* start *

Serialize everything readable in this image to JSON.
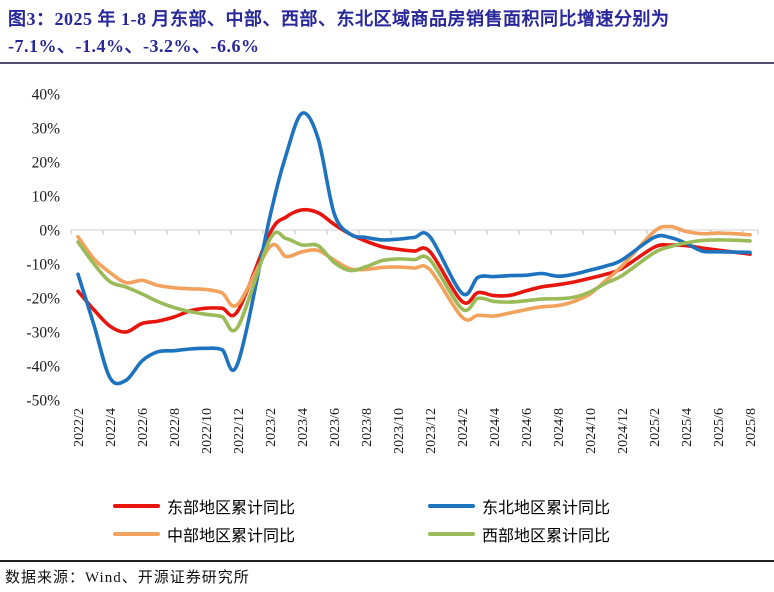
{
  "title": {
    "line1": "图3：2025 年 1-8 月东部、中部、西部、东北区域商品房销售面积同比增速分别为",
    "line2": "-7.1%、-1.4%、-3.2%、-6.6%"
  },
  "source_note": "数据来源：Wind、开源证券研究所",
  "colors": {
    "title_text": "#28289b",
    "title_rule": "#4d4d73",
    "gridline": "#d9d9d9",
    "tick": "#bfbfbf",
    "axis_text": "#1a1a1a"
  },
  "legend": {
    "columns": [
      [
        0,
        2
      ],
      [
        1,
        3
      ]
    ]
  },
  "chart_data": {
    "type": "line",
    "grid": "only zero line",
    "legend_position": "bottom, two columns",
    "y_axis": {
      "min": -50,
      "max": 40,
      "step": 10,
      "unit": "%"
    },
    "y_tick_labels": [
      "40%",
      "30%",
      "20%",
      "10%",
      "0%",
      "-10%",
      "-20%",
      "-30%",
      "-40%",
      "-50%"
    ],
    "x_tick_labels": [
      "2022/2",
      "2022/4",
      "2022/6",
      "2022/8",
      "2022/10",
      "2022/12",
      "2023/2",
      "2023/4",
      "2023/6",
      "2023/8",
      "2023/10",
      "2023/12",
      "2024/2",
      "2024/4",
      "2024/6",
      "2024/8",
      "2024/10",
      "2024/12",
      "2025/2",
      "2025/4",
      "2025/6",
      "2025/8"
    ],
    "x": [
      "2022/2",
      "2022/3",
      "2022/4",
      "2022/5",
      "2022/6",
      "2022/7",
      "2022/8",
      "2022/9",
      "2022/10",
      "2022/11",
      "2022/12",
      "2023/2",
      "2023/3",
      "2023/4",
      "2023/5",
      "2023/6",
      "2023/7",
      "2023/8",
      "2023/9",
      "2023/10",
      "2023/11",
      "2023/12",
      "2024/2",
      "2024/3",
      "2024/4",
      "2024/5",
      "2024/6",
      "2024/7",
      "2024/8",
      "2024/9",
      "2024/10",
      "2024/11",
      "2024/12",
      "2025/2",
      "2025/3",
      "2025/4",
      "2025/5",
      "2025/6",
      "2025/7",
      "2025/8"
    ],
    "series": [
      {
        "name": "东部地区累计同比",
        "color": "#e8150f",
        "values": [
          -18,
          -23.5,
          -28.3,
          -30,
          -27.5,
          -26.8,
          -25.6,
          -23.8,
          -23,
          -23,
          -23.7,
          -0.9,
          3.8,
          5.9,
          5.1,
          1.7,
          -1.2,
          -3.3,
          -4.9,
          -5.7,
          -6.2,
          -6.4,
          -21,
          -18.4,
          -19.3,
          -19.2,
          -17.9,
          -16.7,
          -16.1,
          -15.3,
          -14.2,
          -13,
          -11.3,
          -5.1,
          -4.4,
          -4.6,
          -5.3,
          -5.9,
          -6.5,
          -7.1
        ]
      },
      {
        "name": "东北地区累计同比",
        "color": "#1e73be",
        "values": [
          -13,
          -28,
          -43.5,
          -44.2,
          -38.5,
          -35.8,
          -35.5,
          -35,
          -34.8,
          -35.2,
          -39,
          4,
          22,
          34.3,
          27,
          5,
          -1.2,
          -2.2,
          -2.9,
          -2.7,
          -2.2,
          -2,
          -18.6,
          -13.9,
          -13.7,
          -13.4,
          -13.3,
          -12.8,
          -13.6,
          -13,
          -11.8,
          -10.6,
          -8.8,
          -2.2,
          -2.2,
          -3.9,
          -6.2,
          -6.4,
          -6.5,
          -6.6
        ]
      },
      {
        "name": "中部地区累计同比",
        "color": "#f2a25c",
        "values": [
          -2,
          -8.5,
          -12.5,
          -15.5,
          -14.8,
          -16.3,
          -17,
          -17.3,
          -17.5,
          -18.5,
          -21.8,
          -4.9,
          -7.8,
          -6.4,
          -6,
          -8.8,
          -11.4,
          -11.6,
          -11,
          -10.9,
          -11.2,
          -11.7,
          -25.6,
          -25.1,
          -25.3,
          -24.4,
          -23.4,
          -22.6,
          -22.2,
          -21,
          -18.8,
          -14.8,
          -10.6,
          -0.5,
          1,
          -0.4,
          -1.1,
          -0.9,
          -1.1,
          -1.4
        ]
      },
      {
        "name": "西部地区累计同比",
        "color": "#9bbb59",
        "values": [
          -3.5,
          -10,
          -15.2,
          -16.8,
          -18.8,
          -21.1,
          -22.8,
          -24,
          -24.8,
          -25.5,
          -28.4,
          -2.7,
          -2.5,
          -4.4,
          -4.6,
          -9.5,
          -11.9,
          -10.8,
          -9,
          -8.5,
          -8.7,
          -8.8,
          -23.2,
          -20.1,
          -21,
          -21.2,
          -20.8,
          -20.3,
          -20.2,
          -19.8,
          -18.2,
          -15.6,
          -13.4,
          -6.7,
          -4.9,
          -3.8,
          -3.1,
          -2.9,
          -3,
          -3.2
        ]
      }
    ],
    "draw_order": [
      0,
      2,
      1,
      3
    ]
  }
}
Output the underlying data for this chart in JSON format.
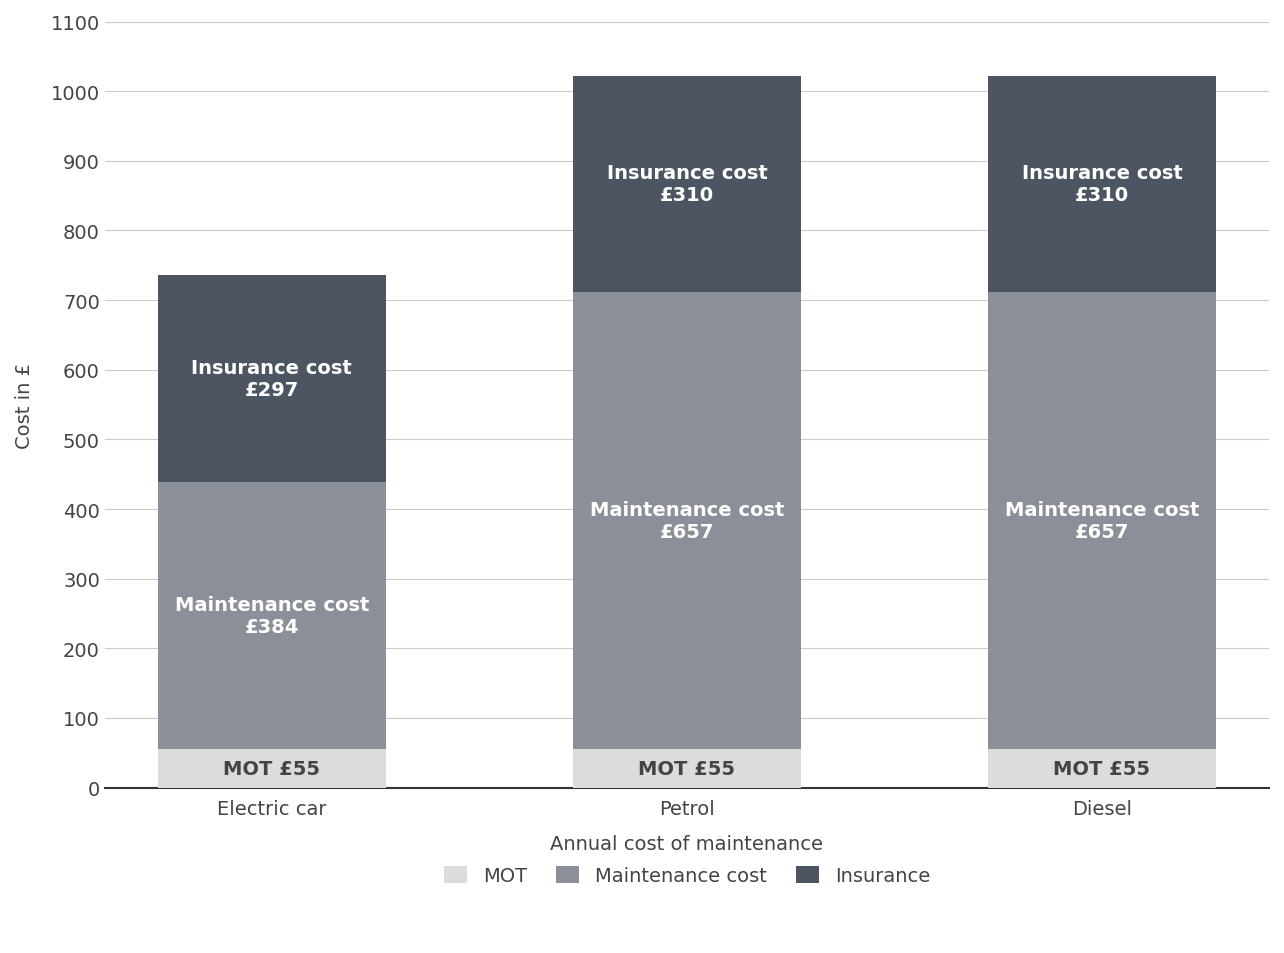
{
  "categories": [
    "Electric car",
    "Petrol",
    "Diesel"
  ],
  "mot": [
    55,
    55,
    55
  ],
  "maintenance": [
    384,
    657,
    657
  ],
  "insurance": [
    297,
    310,
    310
  ],
  "mot_color": "#dcdcdc",
  "maintenance_color": "#8b9098",
  "insurance_color": "#4d5562",
  "background_color": "#ffffff",
  "xlabel": "Annual cost of maintenance",
  "ylabel": "Cost in £",
  "ylim": [
    0,
    1100
  ],
  "yticks": [
    0,
    100,
    200,
    300,
    400,
    500,
    600,
    700,
    800,
    900,
    1000,
    1100
  ],
  "bar_width": 0.55,
  "legend_labels": [
    "MOT",
    "Maintenance cost",
    "Insurance"
  ],
  "label_fontsize": 14,
  "tick_fontsize": 14,
  "annotation_fontsize": 14
}
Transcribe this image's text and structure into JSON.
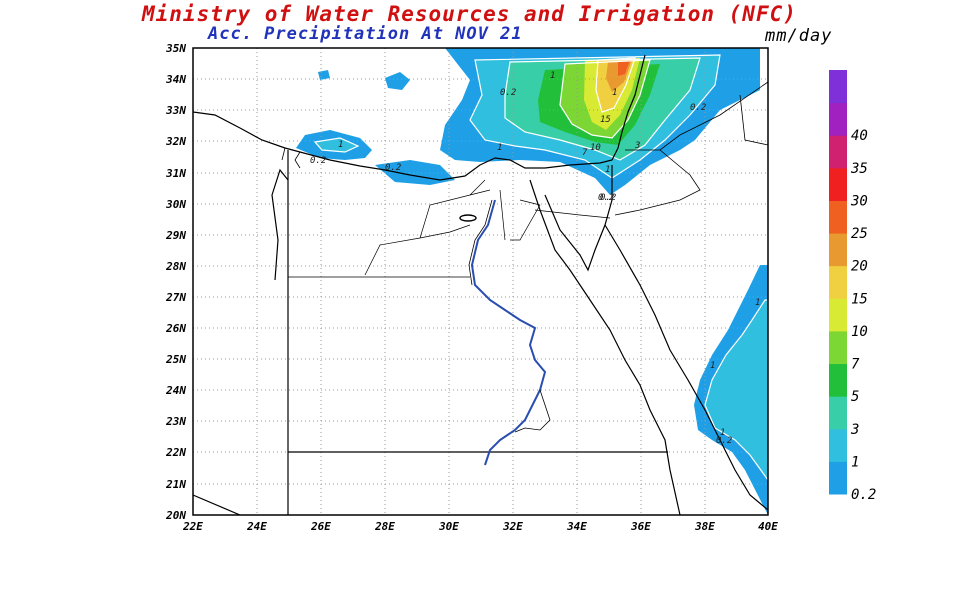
{
  "map": {
    "title": "Ministry of Water Resources and Irrigation (NFC)",
    "subtitle": "Acc. Precipitation  At NOV 21",
    "units": "mm/day",
    "lat_labels": [
      "35N",
      "34N",
      "33N",
      "32N",
      "31N",
      "30N",
      "29N",
      "28N",
      "27N",
      "26N",
      "25N",
      "24N",
      "23N",
      "22N",
      "21N",
      "20N"
    ],
    "lon_labels": [
      "22E",
      "24E",
      "26E",
      "28E",
      "30E",
      "32E",
      "34E",
      "36E",
      "38E",
      "40E"
    ],
    "contour_labels": [
      "0.2",
      "1",
      "0.2",
      "1",
      "0.2",
      "1",
      "1",
      "7",
      "10",
      "15",
      "3",
      "1",
      "0.2",
      "0.2",
      "1",
      "1",
      "0.2",
      "1",
      "0.2"
    ]
  },
  "legend": {
    "levels": [
      "0.2",
      "1",
      "3",
      "5",
      "7",
      "10",
      "15",
      "20",
      "25",
      "30",
      "35",
      "40"
    ],
    "colors": [
      "#1fa0e6",
      "#31bfe0",
      "#38cfa8",
      "#22c03a",
      "#7cd633",
      "#d8ea34",
      "#f0d040",
      "#e89a30",
      "#f06020",
      "#f02020",
      "#d02070",
      "#a020c0",
      "#8030d8"
    ]
  }
}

* end *

## Short problem
Quote the data above in full and without alteration; skip the pictures.

## Answer to this task
Serialize everything readable in this image to JSON.
{
  "title": {
    "line1": "图3：2025 年 1-8 月东部、中部、西部、东北区域商品房销售面积同比增速分别为",
    "line2": "-7.1%、-1.4%、-3.2%、-6.6%"
  },
  "source_note": "数据来源：Wind、开源证券研究所",
  "colors": {
    "title_text": "#28289b",
    "title_rule": "#4d4d73",
    "gridline": "#d9d9d9",
    "tick": "#bfbfbf",
    "axis_text": "#1a1a1a"
  },
  "legend": {
    "columns": [
      [
        0,
        2
      ],
      [
        1,
        3
      ]
    ]
  },
  "chart_data": {
    "type": "line",
    "grid": "only zero line",
    "legend_position": "bottom, two columns",
    "y_axis": {
      "min": -50,
      "max": 40,
      "step": 10,
      "unit": "%"
    },
    "y_tick_labels": [
      "40%",
      "30%",
      "20%",
      "10%",
      "0%",
      "-10%",
      "-20%",
      "-30%",
      "-40%",
      "-50%"
    ],
    "x_tick_labels": [
      "2022/2",
      "2022/4",
      "2022/6",
      "2022/8",
      "2022/10",
      "2022/12",
      "2023/2",
      "2023/4",
      "2023/6",
      "2023/8",
      "2023/10",
      "2023/12",
      "2024/2",
      "2024/4",
      "2024/6",
      "2024/8",
      "2024/10",
      "2024/12",
      "2025/2",
      "2025/4",
      "2025/6",
      "2025/8"
    ],
    "x": [
      "2022/2",
      "2022/3",
      "2022/4",
      "2022/5",
      "2022/6",
      "2022/7",
      "2022/8",
      "2022/9",
      "2022/10",
      "2022/11",
      "2022/12",
      "2023/2",
      "2023/3",
      "2023/4",
      "2023/5",
      "2023/6",
      "2023/7",
      "2023/8",
      "2023/9",
      "2023/10",
      "2023/11",
      "2023/12",
      "2024/2",
      "2024/3",
      "2024/4",
      "2024/5",
      "2024/6",
      "2024/7",
      "2024/8",
      "2024/9",
      "2024/10",
      "2024/11",
      "2024/12",
      "2025/2",
      "2025/3",
      "2025/4",
      "2025/5",
      "2025/6",
      "2025/7",
      "2025/8"
    ],
    "series": [
      {
        "name": "东部地区累计同比",
        "color": "#e8150f",
        "values": [
          -18,
          -23.5,
          -28.3,
          -30,
          -27.5,
          -26.8,
          -25.6,
          -23.8,
          -23,
          -23,
          -23.7,
          -0.9,
          3.8,
          5.9,
          5.1,
          1.7,
          -1.2,
          -3.3,
          -4.9,
          -5.7,
          -6.2,
          -6.4,
          -21,
          -18.4,
          -19.3,
          -19.2,
          -17.9,
          -16.7,
          -16.1,
          -15.3,
          -14.2,
          -13,
          -11.3,
          -5.1,
          -4.4,
          -4.6,
          -5.3,
          -5.9,
          -6.5,
          -7.1
        ]
      },
      {
        "name": "东北地区累计同比",
        "color": "#1e73be",
        "values": [
          -13,
          -28,
          -43.5,
          -44.2,
          -38.5,
          -35.8,
          -35.5,
          -35,
          -34.8,
          -35.2,
          -39,
          4,
          22,
          34.3,
          27,
          5,
          -1.2,
          -2.2,
          -2.9,
          -2.7,
          -2.2,
          -2,
          -18.6,
          -13.9,
          -13.7,
          -13.4,
          -13.3,
          -12.8,
          -13.6,
          -13,
          -11.8,
          -10.6,
          -8.8,
          -2.2,
          -2.2,
          -3.9,
          -6.2,
          -6.4,
          -6.5,
          -6.6
        ]
      },
      {
        "name": "中部地区累计同比",
        "color": "#f2a25c",
        "values": [
          -2,
          -8.5,
          -12.5,
          -15.5,
          -14.8,
          -16.3,
          -17,
          -17.3,
          -17.5,
          -18.5,
          -21.8,
          -4.9,
          -7.8,
          -6.4,
          -6,
          -8.8,
          -11.4,
          -11.6,
          -11,
          -10.9,
          -11.2,
          -11.7,
          -25.6,
          -25.1,
          -25.3,
          -24.4,
          -23.4,
          -22.6,
          -22.2,
          -21,
          -18.8,
          -14.8,
          -10.6,
          -0.5,
          1,
          -0.4,
          -1.1,
          -0.9,
          -1.1,
          -1.4
        ]
      },
      {
        "name": "西部地区累计同比",
        "color": "#9bbb59",
        "values": [
          -3.5,
          -10,
          -15.2,
          -16.8,
          -18.8,
          -21.1,
          -22.8,
          -24,
          -24.8,
          -25.5,
          -28.4,
          -2.7,
          -2.5,
          -4.4,
          -4.6,
          -9.5,
          -11.9,
          -10.8,
          -9,
          -8.5,
          -8.7,
          -8.8,
          -23.2,
          -20.1,
          -21,
          -21.2,
          -20.8,
          -20.3,
          -20.2,
          -19.8,
          -18.2,
          -15.6,
          -13.4,
          -6.7,
          -4.9,
          -3.8,
          -3.1,
          -2.9,
          -3,
          -3.2
        ]
      }
    ],
    "draw_order": [
      0,
      2,
      1,
      3
    ]
  }
}
Output the underlying data for this chart in JSON format.
{
  "categories": [
    "Electric car",
    "Petrol",
    "Diesel"
  ],
  "mot": [
    55,
    55,
    55
  ],
  "maintenance": [
    384,
    657,
    657
  ],
  "insurance": [
    297,
    310,
    310
  ],
  "mot_color": "#dcdcdc",
  "maintenance_color": "#8b9098",
  "insurance_color": "#4d5562",
  "background_color": "#ffffff",
  "xlabel": "Annual cost of maintenance",
  "ylabel": "Cost in £",
  "ylim": [
    0,
    1100
  ],
  "yticks": [
    0,
    100,
    200,
    300,
    400,
    500,
    600,
    700,
    800,
    900,
    1000,
    1100
  ],
  "bar_width": 0.55,
  "legend_labels": [
    "MOT",
    "Maintenance cost",
    "Insurance"
  ],
  "label_fontsize": 14,
  "tick_fontsize": 14,
  "annotation_fontsize": 14
}
Transcribe this image's text and structure into JSON.
{
  "map": {
    "title": "Ministry of Water Resources and Irrigation (NFC)",
    "subtitle": "Acc. Precipitation  At NOV 21",
    "units": "mm/day",
    "lat_labels": [
      "35N",
      "34N",
      "33N",
      "32N",
      "31N",
      "30N",
      "29N",
      "28N",
      "27N",
      "26N",
      "25N",
      "24N",
      "23N",
      "22N",
      "21N",
      "20N"
    ],
    "lon_labels": [
      "22E",
      "24E",
      "26E",
      "28E",
      "30E",
      "32E",
      "34E",
      "36E",
      "38E",
      "40E"
    ],
    "contour_labels": [
      "0.2",
      "1",
      "0.2",
      "1",
      "0.2",
      "1",
      "1",
      "7",
      "10",
      "15",
      "3",
      "1",
      "0.2",
      "0.2",
      "1",
      "1",
      "0.2",
      "1",
      "0.2"
    ]
  },
  "legend": {
    "levels": [
      "0.2",
      "1",
      "3",
      "5",
      "7",
      "10",
      "15",
      "20",
      "25",
      "30",
      "35",
      "40"
    ],
    "colors": [
      "#1fa0e6",
      "#31bfe0",
      "#38cfa8",
      "#22c03a",
      "#7cd633",
      "#d8ea34",
      "#f0d040",
      "#e89a30",
      "#f06020",
      "#f02020",
      "#d02070",
      "#a020c0",
      "#8030d8"
    ]
  }
}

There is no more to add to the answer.